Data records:
========================

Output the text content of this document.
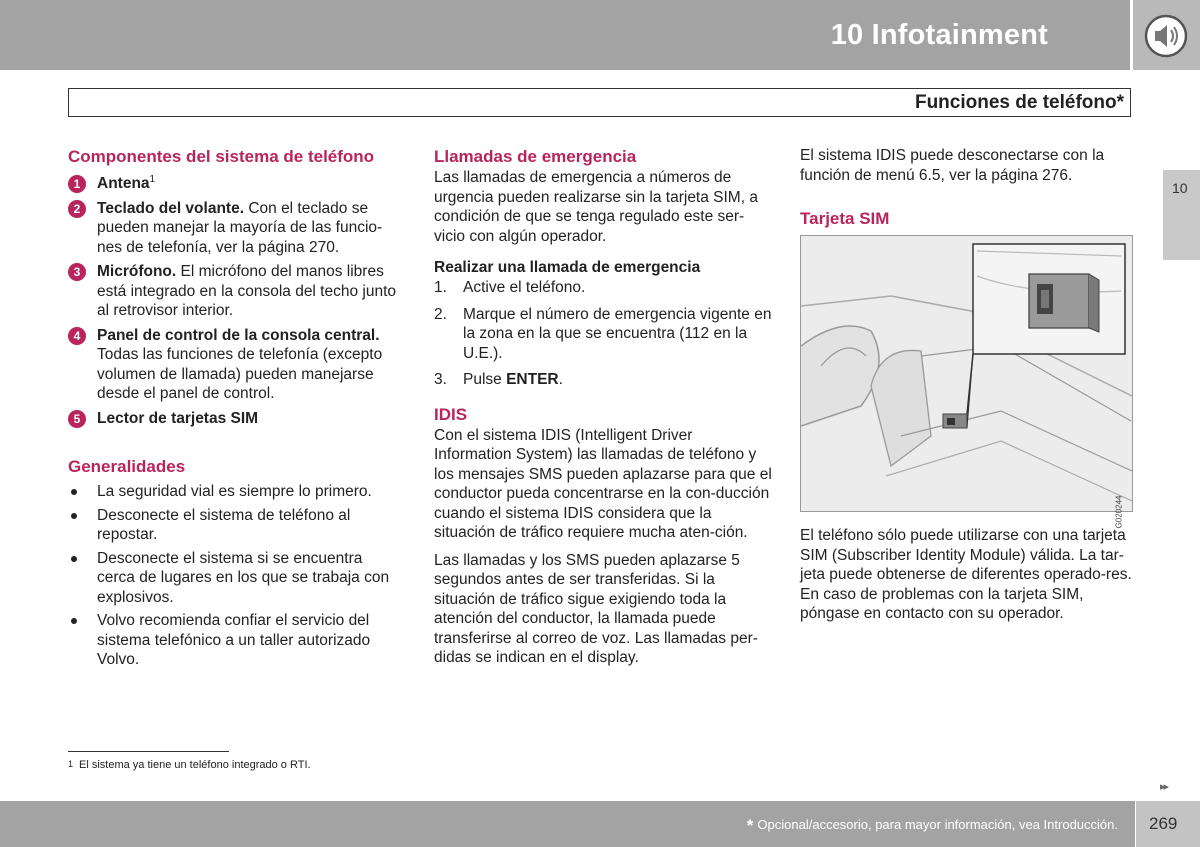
10 Infotainment
Funciones de teléfono*
10
Componentes del sistema de teléfono
1	Antena$^1$
2	Teclado del volante. Con el teclado se pueden manejar la mayoría de las funcio-nes de telefonía, ver la página 270.
3	Micrófono. El micrófono del manos libres está integrado en la consola del techo junto al retrovisor interior.
4	Panel de control de la consola central. Todas las funciones de telefonía (excepto volumen de llamada) pueden manejarse desde el panel de control.
5	Lector de tarjetas SIM
Generalidades
La seguridad vial es siempre lo primero.
Desconecte el sistema de teléfono al repostar.
Desconecte el sistema si se encuentra cerca de lugares en los que se trabaja con explosivos.
Volvo recomienda confiar el servicio del sistema telefónico a un taller autorizado Volvo.
Llamadas de emergencia

Las llamadas de emergencia a números de urgencia pueden realizarse sin la tarjeta SIM, a condición de que se tenga regulado este ser-vicio con algún operador.

Realizar una llamada de emergencia
1. Active el teléfono.
2. Marque el número de emergencia vigente en la zona en la que se encuentra (112 en la U.E.).
3. Pulse ENTER.
IDIS

Con el sistema IDIS (Intelligent Driver Information System) las llamadas de teléfono y los mensajes SMS pueden aplazarse para que el conductor pueda concentrarse en la con-ducción cuando el sistema IDIS considera que la situación de tráfico requiere mucha aten-ción.

Las llamadas y los SMS pueden aplazarse 5 segundos antes de ser transferidas. Si la situación de tráfico sigue exigiendo toda la atención del conductor, la llamada puede transferirse al correo de voz. Las llamadas per-didas se indican en el display.

El sistema IDIS puede desconectarse con la función de menú 6.5, ver la página 276.

Tarjeta SIM
G020244

El teléfono sólo puede utilizarse con una tarjeta SIM (Subscriber Identity Module) válida. La tar-jeta puede obtenerse de diferentes operado-res. En caso de problemas con la tarjeta SIM, póngase en contacto con su operador.

1 El sistema ya tiene un teléfono integrado o RTI.
▸▸
* Opcional/accesorio, para mayor información, vea Introducción. 269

========================

#### [GIVEN PROBLEM]
Scan the data above; copy every line where "aplazarse" appears.

#### [RESULT]
Con el sistema IDIS (Intelligent Driver Information System) las llamadas de teléfono y los mensajes SMS pueden aplazarse para que el conductor pueda concentrarse en la con-ducción cuando el sistema IDIS considera que la situación de tráfico requiere mucha aten-ción.
Las llamadas y los SMS pueden aplazarse 5 segundos antes de ser transferidas. Si la situación de tráfico sigue exigiendo toda la atención del conductor, la llamada puede transferirse al correo de voz. Las llamadas per-didas se indican en el display.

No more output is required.